- [Exercise requirements]: Copy out each line that has "Temperature" in it.

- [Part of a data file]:
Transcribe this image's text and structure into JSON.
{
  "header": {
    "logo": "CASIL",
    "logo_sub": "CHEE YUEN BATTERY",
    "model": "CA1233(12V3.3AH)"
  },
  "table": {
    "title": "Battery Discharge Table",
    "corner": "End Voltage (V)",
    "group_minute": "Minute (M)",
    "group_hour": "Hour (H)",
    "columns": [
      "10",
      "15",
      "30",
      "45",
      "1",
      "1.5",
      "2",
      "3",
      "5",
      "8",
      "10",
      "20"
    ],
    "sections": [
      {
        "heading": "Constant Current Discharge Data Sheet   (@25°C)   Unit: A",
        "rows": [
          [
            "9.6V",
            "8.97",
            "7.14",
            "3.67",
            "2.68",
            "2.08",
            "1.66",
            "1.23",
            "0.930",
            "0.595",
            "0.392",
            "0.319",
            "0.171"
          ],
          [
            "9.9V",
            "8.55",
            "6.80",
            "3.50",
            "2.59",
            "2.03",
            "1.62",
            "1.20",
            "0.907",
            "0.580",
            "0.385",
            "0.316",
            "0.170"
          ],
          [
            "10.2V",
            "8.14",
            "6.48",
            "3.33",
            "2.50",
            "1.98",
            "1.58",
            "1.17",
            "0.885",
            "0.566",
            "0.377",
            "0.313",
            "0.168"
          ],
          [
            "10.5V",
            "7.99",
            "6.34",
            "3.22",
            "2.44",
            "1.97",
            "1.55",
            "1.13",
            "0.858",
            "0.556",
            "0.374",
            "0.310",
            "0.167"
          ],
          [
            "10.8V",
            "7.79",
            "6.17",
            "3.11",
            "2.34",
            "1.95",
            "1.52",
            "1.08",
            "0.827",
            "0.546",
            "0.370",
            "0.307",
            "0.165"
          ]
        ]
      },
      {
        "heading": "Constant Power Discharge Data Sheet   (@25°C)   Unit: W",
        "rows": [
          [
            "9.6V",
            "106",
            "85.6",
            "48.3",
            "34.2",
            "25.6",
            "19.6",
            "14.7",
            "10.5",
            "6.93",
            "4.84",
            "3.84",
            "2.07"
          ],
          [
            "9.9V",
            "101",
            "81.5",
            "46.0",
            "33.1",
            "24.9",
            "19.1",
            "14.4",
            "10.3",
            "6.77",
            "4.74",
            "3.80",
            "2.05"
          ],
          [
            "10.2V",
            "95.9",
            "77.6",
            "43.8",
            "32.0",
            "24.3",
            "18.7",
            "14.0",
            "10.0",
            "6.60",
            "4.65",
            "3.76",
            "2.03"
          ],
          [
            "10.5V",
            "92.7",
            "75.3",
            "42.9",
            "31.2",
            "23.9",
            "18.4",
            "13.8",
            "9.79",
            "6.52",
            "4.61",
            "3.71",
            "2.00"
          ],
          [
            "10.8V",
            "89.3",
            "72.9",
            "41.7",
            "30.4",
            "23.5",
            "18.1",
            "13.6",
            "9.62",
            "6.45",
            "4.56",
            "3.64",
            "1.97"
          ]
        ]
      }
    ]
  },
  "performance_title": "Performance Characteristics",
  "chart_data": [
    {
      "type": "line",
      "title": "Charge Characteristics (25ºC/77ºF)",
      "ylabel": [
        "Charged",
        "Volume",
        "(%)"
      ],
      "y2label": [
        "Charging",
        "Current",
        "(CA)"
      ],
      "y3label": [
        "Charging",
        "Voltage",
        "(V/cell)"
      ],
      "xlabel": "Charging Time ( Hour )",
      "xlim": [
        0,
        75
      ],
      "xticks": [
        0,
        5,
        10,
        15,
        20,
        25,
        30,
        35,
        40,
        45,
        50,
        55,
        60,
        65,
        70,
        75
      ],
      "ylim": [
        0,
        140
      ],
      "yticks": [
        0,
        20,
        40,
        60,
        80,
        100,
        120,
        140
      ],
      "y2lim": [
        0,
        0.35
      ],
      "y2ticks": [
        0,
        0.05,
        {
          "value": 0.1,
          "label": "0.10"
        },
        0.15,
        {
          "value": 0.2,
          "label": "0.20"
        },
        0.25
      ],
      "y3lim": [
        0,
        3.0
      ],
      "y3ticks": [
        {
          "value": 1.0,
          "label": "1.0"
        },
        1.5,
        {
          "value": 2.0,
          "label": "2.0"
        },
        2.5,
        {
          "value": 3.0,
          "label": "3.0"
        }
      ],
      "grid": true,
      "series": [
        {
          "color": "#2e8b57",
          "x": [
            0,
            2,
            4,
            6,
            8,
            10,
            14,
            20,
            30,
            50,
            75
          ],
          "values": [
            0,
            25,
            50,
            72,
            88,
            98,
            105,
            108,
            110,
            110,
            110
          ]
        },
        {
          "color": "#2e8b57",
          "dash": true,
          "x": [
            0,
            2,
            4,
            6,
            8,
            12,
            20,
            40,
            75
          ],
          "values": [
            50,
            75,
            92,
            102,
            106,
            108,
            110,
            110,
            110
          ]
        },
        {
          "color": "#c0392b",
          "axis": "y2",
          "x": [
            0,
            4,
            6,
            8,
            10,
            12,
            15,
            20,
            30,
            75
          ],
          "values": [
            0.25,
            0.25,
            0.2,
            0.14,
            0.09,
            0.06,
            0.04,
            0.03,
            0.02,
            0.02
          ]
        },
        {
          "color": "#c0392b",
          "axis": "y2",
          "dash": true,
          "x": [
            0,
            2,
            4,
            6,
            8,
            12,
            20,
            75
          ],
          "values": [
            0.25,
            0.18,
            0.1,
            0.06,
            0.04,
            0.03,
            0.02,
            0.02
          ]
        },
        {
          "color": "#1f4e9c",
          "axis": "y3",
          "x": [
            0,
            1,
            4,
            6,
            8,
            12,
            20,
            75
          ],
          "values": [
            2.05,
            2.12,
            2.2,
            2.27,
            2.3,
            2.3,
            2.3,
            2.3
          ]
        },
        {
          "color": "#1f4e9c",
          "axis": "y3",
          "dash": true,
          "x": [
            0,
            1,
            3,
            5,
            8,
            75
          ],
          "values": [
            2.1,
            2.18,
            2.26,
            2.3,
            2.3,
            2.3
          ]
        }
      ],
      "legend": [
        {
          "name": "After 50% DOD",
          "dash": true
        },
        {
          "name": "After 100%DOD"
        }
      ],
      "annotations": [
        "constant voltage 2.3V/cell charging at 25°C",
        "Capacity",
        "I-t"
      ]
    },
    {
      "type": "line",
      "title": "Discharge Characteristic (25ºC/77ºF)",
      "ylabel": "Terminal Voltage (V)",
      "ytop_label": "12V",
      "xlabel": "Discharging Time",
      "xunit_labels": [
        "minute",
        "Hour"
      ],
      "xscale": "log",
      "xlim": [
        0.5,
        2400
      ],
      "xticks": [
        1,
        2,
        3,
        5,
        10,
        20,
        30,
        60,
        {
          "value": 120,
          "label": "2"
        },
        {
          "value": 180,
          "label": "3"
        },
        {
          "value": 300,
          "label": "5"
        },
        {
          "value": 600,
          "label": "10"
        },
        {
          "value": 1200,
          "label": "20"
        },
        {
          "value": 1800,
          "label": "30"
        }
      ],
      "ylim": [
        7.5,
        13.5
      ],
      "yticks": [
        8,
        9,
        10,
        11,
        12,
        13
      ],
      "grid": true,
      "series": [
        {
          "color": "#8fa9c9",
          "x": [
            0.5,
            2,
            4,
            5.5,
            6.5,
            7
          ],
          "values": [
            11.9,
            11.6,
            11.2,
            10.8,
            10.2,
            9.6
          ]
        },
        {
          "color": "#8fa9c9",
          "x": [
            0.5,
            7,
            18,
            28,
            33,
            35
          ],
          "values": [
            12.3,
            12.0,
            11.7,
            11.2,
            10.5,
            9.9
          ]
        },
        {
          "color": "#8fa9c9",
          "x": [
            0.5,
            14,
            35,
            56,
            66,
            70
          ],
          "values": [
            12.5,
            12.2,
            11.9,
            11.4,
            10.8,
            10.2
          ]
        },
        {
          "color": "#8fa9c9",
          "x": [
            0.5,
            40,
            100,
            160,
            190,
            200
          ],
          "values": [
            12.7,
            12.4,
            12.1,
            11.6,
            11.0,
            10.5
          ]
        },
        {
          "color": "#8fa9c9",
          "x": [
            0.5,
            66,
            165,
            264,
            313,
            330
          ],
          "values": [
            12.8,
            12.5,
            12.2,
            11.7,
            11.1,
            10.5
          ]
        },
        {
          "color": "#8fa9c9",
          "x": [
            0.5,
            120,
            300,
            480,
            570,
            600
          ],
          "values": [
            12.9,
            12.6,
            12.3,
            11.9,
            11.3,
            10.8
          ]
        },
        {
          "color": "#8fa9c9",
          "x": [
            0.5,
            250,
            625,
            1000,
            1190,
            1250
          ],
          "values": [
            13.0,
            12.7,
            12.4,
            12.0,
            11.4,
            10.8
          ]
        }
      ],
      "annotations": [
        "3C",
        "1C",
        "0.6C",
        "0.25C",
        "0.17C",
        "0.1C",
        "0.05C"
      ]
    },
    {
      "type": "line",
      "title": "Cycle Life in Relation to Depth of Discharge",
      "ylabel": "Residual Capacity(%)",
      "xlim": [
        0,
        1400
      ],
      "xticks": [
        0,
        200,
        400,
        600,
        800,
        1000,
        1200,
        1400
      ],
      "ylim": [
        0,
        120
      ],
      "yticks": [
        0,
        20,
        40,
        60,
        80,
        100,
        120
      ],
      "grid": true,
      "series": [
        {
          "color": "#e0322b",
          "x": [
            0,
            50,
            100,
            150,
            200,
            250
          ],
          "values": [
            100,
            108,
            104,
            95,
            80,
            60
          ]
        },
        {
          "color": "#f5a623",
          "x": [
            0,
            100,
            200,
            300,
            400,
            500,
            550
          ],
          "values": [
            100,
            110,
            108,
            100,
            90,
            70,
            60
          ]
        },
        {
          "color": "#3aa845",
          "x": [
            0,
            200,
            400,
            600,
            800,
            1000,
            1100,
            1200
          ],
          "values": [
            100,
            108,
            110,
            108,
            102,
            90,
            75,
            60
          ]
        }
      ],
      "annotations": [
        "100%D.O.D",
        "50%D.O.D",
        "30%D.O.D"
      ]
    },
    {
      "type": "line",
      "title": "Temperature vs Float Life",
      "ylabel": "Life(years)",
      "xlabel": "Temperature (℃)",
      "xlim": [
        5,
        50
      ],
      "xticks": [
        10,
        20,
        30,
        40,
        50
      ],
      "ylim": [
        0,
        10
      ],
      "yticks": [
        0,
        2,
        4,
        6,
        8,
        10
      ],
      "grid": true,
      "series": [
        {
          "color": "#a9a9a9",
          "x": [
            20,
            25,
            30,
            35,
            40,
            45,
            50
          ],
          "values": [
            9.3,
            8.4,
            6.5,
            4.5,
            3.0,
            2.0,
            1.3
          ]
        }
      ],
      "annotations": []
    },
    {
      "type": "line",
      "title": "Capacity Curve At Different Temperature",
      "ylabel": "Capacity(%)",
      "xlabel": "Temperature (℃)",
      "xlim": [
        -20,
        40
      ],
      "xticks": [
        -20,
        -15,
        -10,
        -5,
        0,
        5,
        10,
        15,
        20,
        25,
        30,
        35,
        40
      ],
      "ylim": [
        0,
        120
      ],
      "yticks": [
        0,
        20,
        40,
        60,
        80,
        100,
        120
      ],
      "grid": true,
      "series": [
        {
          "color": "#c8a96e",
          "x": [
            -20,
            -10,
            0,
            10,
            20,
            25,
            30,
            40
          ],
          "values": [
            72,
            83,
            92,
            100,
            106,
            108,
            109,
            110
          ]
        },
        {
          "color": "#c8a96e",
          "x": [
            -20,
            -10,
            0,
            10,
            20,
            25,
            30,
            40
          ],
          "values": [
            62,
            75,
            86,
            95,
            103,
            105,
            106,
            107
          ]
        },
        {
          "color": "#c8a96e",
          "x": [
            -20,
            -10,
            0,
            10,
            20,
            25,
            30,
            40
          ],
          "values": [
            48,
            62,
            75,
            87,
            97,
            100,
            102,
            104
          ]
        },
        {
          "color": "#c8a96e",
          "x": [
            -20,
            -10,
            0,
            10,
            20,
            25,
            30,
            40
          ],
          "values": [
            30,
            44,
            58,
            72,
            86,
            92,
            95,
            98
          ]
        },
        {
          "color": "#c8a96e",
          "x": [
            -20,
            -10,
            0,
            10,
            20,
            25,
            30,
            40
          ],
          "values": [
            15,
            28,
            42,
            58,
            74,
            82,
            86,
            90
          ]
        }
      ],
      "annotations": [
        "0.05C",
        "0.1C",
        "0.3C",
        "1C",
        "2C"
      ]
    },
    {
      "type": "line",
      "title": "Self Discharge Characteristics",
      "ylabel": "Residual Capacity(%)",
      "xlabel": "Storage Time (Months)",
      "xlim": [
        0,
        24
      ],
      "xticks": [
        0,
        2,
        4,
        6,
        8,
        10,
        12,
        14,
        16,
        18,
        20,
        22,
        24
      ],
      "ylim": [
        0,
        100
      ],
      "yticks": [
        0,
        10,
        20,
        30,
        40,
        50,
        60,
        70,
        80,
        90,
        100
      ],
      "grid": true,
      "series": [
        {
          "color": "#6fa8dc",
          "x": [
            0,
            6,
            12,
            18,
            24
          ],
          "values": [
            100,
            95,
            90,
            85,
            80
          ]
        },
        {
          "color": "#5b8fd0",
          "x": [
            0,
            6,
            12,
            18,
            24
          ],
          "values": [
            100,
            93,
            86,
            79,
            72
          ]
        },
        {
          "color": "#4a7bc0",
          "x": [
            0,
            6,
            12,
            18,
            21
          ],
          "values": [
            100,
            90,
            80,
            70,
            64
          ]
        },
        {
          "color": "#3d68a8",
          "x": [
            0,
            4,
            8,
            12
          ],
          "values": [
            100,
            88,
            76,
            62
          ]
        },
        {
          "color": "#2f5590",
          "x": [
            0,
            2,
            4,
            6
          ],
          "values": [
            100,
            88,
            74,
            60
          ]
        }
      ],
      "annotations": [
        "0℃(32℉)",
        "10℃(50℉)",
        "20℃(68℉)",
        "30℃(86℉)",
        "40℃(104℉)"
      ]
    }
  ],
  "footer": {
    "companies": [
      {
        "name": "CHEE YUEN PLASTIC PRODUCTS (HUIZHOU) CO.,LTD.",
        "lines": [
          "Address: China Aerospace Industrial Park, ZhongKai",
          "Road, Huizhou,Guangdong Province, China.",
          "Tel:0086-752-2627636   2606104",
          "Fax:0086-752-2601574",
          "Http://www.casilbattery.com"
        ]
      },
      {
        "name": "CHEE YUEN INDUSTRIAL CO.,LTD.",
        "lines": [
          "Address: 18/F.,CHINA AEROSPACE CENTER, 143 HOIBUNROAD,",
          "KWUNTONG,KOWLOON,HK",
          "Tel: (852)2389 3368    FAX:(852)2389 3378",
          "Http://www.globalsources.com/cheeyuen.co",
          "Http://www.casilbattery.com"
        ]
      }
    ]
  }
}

- [Output for this task]:
      "title": "Temperature vs Float Life",
      "xlabel": "Temperature (℃)",
      "title": "Capacity Curve At Different Temperature",
      "xlabel": "Temperature (℃)",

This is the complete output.